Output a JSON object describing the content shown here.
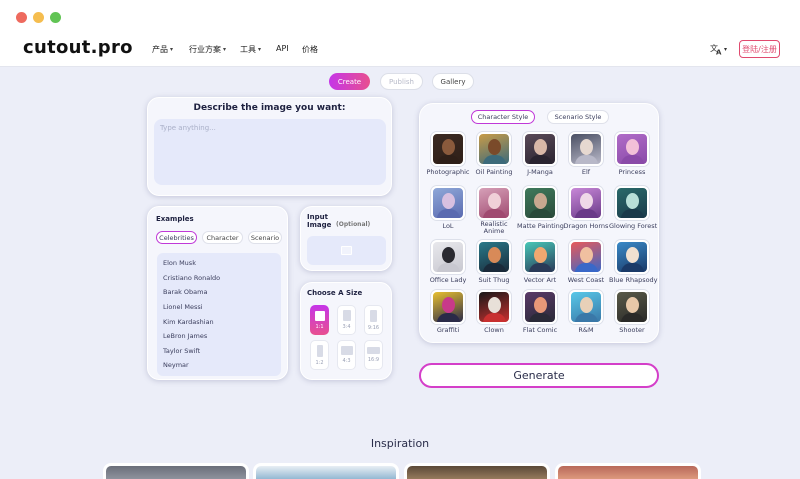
{
  "window": {
    "traffic_lights": [
      "close",
      "minimize",
      "maximize"
    ]
  },
  "nav": {
    "logo": "cutout.pro",
    "items": [
      {
        "label": "产品",
        "has_dropdown": true
      },
      {
        "label": "行业方案",
        "has_dropdown": true
      },
      {
        "label": "工具",
        "has_dropdown": true
      },
      {
        "label": "API",
        "has_dropdown": false
      },
      {
        "label": "价格",
        "has_dropdown": false
      }
    ],
    "lang_icon": "translate-icon",
    "login_label": "登陆/注册"
  },
  "modes": {
    "create": "Create",
    "publish": "Publish",
    "gallery": "Gallery",
    "active": "create"
  },
  "describe": {
    "title": "Describe the image you want:",
    "placeholder": "Type anything..."
  },
  "examples": {
    "title": "Examples",
    "tabs": [
      "Celebrities",
      "Character",
      "Scenario"
    ],
    "active_tab": "Celebrities",
    "items": [
      "Elon Musk",
      "Cristiano Ronaldo",
      "Barak Obama",
      "Lionel Messi",
      "Kim Kardashian",
      "LeBron James",
      "Taylor Swift",
      "Neymar"
    ]
  },
  "input_image": {
    "title": "Input Image",
    "optional": "(Optional)",
    "upload_icon": "image-upload-icon"
  },
  "size": {
    "title": "Choose A Size",
    "options": [
      "1:1",
      "3:4",
      "9:16",
      "1:2",
      "4:3",
      "16:9"
    ],
    "selected": "1:1"
  },
  "styles": {
    "tabs": [
      "Character Style",
      "Scenario Style"
    ],
    "active_tab": "Character Style",
    "items": [
      {
        "label": "Photographic",
        "colors": [
          "#3b2a22",
          "#8a5a3c",
          "#2e1f18"
        ]
      },
      {
        "label": "Oil Painting",
        "colors": [
          "#c89b48",
          "#7a4a2a",
          "#3c6a7a"
        ]
      },
      {
        "label": "J-Manga",
        "colors": [
          "#5a4a58",
          "#d9b8a8",
          "#2a2430"
        ]
      },
      {
        "label": "Elf",
        "colors": [
          "#4a4f63",
          "#e6d8d0",
          "#b8b8c8"
        ]
      },
      {
        "label": "Princess",
        "colors": [
          "#b06cc8",
          "#f2c0d8",
          "#8a4aa8"
        ]
      },
      {
        "label": "LoL",
        "colors": [
          "#8fa8d8",
          "#d8c0e0",
          "#5a6ab0"
        ]
      },
      {
        "label": "Realistic Anime",
        "colors": [
          "#d6a0b8",
          "#f0d0d8",
          "#a04a70"
        ]
      },
      {
        "label": "Matte Painting",
        "colors": [
          "#3f7a5c",
          "#c8a890",
          "#2a4a3a"
        ]
      },
      {
        "label": "Dragon Horns",
        "colors": [
          "#c888d8",
          "#f0d8e8",
          "#6a3a88"
        ]
      },
      {
        "label": "Glowing Forest",
        "colors": [
          "#2a6a6a",
          "#b8e0d8",
          "#1a3a4a"
        ]
      },
      {
        "label": "Office Lady",
        "colors": [
          "#e8e8ec",
          "#2a2a30",
          "#c8c8d0"
        ]
      },
      {
        "label": "Suit Thug",
        "colors": [
          "#2a7a8a",
          "#d88a58",
          "#1a2a3a"
        ]
      },
      {
        "label": "Vector Art",
        "colors": [
          "#48c8b8",
          "#f0a870",
          "#2a3a58"
        ]
      },
      {
        "label": "West Coast",
        "colors": [
          "#e85a5a",
          "#f0c0a0",
          "#3a68c8"
        ]
      },
      {
        "label": "Blue Rhapsody",
        "colors": [
          "#3a8ac8",
          "#f0e0d0",
          "#1a3a68"
        ]
      },
      {
        "label": "Graffiti",
        "colors": [
          "#e8c030",
          "#c83a8a",
          "#2a2a48"
        ]
      },
      {
        "label": "Clown",
        "colors": [
          "#181818",
          "#e8e0d8",
          "#c83030"
        ]
      },
      {
        "label": "Flat Comic",
        "colors": [
          "#5a3a68",
          "#e89878",
          "#2a2a38"
        ]
      },
      {
        "label": "R&M",
        "colors": [
          "#58c8e8",
          "#e8d0b8",
          "#3a78a8"
        ]
      },
      {
        "label": "Shooter",
        "colors": [
          "#5a5a48",
          "#e8c8a8",
          "#2a2a28"
        ]
      }
    ]
  },
  "generate_label": "Generate",
  "inspiration": {
    "title": "Inspiration",
    "cards": [
      {
        "colors": [
          "#6a6e7a",
          "#9a9ea8"
        ]
      },
      {
        "colors": [
          "#e8eef4",
          "#7aa8c8"
        ]
      },
      {
        "colors": [
          "#5a4838",
          "#a88a68"
        ]
      },
      {
        "colors": [
          "#b8685a",
          "#e8a888"
        ]
      }
    ]
  }
}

※ ※ ※

* [Problem details]: Check each line of the entries above, and show every one holding the word "icon".

* [The response]:
    "lang_icon": "translate-icon",
    "upload_icon": "image-upload-icon"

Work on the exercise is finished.